===== Entries =====

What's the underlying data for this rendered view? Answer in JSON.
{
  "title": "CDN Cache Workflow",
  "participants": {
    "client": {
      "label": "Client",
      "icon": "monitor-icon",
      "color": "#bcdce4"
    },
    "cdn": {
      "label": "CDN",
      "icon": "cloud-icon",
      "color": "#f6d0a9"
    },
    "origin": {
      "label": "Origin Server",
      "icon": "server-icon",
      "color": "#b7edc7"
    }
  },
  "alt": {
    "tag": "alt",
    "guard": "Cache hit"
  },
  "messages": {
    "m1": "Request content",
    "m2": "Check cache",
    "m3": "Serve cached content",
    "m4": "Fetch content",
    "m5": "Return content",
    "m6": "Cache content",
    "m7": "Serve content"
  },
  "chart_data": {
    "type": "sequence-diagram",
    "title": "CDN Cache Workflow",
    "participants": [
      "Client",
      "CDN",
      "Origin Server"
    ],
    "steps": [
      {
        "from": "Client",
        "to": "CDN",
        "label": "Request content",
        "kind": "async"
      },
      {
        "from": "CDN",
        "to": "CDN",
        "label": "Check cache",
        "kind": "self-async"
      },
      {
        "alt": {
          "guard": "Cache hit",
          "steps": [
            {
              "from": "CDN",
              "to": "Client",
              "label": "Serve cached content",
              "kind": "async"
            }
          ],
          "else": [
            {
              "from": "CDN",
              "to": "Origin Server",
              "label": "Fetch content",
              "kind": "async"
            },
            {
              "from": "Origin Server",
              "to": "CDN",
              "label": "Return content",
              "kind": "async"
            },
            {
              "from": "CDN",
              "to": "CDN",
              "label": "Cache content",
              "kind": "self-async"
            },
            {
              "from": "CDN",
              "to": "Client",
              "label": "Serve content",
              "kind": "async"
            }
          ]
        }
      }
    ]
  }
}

=====

[Goal]: Figure out how many lines of the data above include "color", then give the number and nothing more.

[Answer to the problem]: 3